Problem description> Wherever the string "việc" appears in a line, extract that line.

Record extracts>
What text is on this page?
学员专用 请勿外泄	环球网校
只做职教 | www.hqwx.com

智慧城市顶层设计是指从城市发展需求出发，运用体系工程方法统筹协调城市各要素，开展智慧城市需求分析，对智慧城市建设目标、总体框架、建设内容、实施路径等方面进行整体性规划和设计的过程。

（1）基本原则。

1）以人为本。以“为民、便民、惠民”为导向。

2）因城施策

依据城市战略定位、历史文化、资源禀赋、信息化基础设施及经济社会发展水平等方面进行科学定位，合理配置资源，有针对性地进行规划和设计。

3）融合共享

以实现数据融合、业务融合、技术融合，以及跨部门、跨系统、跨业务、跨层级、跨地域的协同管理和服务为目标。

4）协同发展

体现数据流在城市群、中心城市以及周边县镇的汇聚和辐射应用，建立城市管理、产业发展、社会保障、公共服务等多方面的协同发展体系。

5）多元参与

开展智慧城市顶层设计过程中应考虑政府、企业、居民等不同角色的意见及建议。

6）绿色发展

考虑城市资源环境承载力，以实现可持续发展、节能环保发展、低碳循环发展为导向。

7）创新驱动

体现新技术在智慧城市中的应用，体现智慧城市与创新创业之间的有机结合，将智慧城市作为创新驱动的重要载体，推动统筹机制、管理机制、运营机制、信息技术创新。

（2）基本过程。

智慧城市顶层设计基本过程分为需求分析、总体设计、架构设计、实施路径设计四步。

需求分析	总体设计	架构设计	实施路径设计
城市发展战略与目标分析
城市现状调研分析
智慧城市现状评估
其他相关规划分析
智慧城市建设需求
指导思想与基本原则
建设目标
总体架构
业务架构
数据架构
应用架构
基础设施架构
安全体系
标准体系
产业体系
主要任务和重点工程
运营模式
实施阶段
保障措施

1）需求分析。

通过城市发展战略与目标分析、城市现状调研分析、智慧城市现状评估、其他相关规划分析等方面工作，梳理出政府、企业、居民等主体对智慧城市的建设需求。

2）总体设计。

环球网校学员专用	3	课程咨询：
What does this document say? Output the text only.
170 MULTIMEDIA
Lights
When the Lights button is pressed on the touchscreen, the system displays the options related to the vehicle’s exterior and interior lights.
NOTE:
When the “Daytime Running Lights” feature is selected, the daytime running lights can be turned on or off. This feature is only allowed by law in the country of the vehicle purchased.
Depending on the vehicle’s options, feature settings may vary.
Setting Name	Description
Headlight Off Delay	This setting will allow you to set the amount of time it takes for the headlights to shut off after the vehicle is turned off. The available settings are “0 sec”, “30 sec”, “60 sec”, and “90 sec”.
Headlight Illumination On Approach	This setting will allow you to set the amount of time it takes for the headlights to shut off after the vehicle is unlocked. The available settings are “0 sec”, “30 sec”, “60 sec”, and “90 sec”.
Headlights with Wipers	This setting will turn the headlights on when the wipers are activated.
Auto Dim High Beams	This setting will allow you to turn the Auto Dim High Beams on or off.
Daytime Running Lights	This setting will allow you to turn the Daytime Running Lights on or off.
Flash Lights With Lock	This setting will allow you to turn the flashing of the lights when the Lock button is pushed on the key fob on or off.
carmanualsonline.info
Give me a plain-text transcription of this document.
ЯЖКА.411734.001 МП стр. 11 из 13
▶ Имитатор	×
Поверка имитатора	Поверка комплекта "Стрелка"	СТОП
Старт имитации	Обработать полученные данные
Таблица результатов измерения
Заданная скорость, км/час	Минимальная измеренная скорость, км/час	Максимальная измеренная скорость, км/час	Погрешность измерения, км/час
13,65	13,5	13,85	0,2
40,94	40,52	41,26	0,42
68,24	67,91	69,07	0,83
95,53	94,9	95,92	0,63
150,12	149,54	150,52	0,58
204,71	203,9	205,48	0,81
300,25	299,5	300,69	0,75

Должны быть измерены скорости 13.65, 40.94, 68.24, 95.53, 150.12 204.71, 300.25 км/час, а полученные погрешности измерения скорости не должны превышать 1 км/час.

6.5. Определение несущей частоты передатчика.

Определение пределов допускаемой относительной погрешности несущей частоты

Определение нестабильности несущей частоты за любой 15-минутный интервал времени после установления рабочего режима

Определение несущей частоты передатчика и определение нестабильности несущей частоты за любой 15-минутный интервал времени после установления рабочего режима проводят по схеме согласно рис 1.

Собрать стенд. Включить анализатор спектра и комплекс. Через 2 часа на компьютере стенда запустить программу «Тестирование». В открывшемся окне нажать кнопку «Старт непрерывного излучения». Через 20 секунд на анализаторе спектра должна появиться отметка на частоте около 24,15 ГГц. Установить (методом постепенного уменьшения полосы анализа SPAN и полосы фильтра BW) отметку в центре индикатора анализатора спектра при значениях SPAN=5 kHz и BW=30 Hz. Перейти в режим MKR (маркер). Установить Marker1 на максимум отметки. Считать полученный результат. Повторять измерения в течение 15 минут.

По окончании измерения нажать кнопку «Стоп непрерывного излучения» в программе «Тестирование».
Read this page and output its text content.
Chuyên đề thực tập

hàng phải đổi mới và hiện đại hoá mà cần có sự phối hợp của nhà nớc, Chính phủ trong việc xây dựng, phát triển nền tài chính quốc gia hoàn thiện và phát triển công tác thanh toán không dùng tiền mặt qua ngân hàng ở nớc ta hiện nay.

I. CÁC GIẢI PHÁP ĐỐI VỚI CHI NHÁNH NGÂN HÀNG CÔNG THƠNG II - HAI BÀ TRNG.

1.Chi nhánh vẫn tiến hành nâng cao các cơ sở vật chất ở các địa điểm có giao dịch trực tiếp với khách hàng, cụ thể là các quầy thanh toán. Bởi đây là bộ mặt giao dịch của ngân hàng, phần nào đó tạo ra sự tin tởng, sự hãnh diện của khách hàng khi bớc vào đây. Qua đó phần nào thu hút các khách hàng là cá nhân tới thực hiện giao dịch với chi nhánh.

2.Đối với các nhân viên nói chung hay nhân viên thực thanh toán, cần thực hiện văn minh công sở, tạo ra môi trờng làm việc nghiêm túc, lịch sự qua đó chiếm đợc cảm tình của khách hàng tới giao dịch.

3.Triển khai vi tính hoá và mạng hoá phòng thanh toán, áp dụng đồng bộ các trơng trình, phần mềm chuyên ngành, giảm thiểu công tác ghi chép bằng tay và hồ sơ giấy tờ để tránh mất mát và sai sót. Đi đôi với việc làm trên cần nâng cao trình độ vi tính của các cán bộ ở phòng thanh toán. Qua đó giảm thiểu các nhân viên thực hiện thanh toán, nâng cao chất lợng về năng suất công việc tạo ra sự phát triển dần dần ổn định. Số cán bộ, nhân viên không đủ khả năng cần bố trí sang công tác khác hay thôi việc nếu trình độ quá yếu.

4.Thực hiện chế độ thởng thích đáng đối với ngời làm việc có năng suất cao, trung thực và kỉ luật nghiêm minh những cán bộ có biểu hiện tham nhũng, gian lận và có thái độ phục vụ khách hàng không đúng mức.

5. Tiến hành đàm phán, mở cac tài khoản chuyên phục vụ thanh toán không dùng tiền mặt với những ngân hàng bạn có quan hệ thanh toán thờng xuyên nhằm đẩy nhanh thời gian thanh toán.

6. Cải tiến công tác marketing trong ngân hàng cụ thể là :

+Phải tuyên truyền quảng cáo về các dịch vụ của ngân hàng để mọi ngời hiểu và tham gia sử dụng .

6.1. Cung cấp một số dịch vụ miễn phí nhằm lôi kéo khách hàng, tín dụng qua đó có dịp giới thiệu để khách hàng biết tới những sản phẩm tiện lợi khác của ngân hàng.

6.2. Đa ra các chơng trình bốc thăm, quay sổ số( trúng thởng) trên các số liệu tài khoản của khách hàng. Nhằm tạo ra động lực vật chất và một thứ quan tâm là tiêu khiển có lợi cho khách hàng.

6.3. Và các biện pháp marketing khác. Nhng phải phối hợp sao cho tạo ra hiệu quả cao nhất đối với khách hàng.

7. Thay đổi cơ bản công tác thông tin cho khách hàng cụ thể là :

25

Written response>
hàng phải đổi mới và hiện đại hoá mà cần có sự phối hợp của nhà nớc, Chính phủ trong việc xây dựng, phát triển nền tài chính quốc gia hoàn thiện và phát triển công tác thanh toán không dùng tiền mặt qua ngân hàng ở nớc ta hiện nay.
2.Đối với các nhân viên nói chung hay nhân viên thực thanh toán, cần thực hiện văn minh công sở, tạo ra môi trờng làm việc nghiêm túc, lịch sự qua đó chiếm đợc cảm tình của khách hàng tới giao dịch.
3.Triển khai vi tính hoá và mạng hoá phòng thanh toán, áp dụng đồng bộ các trơng trình, phần mềm chuyên ngành, giảm thiểu công tác ghi chép bằng tay và hồ sơ giấy tờ để tránh mất mát và sai sót. Đi đôi với việc làm trên cần nâng cao trình độ vi tính của các cán bộ ở phòng thanh toán. Qua đó giảm thiểu các nhân viên thực hiện thanh toán, nâng cao chất lợng về năng suất công việc tạo ra sự phát triển dần dần ổn định. Số cán bộ, nhân viên không đủ khả năng cần bố trí sang công tác khác hay thôi việc nếu trình độ quá yếu.
4.Thực hiện chế độ thởng thích đáng đối với ngời làm việc có năng suất cao, trung thực và kỉ luật nghiêm minh những cán bộ có biểu hiện tham nhũng, gian lận và có thái độ phục vụ khách hàng không đúng mức.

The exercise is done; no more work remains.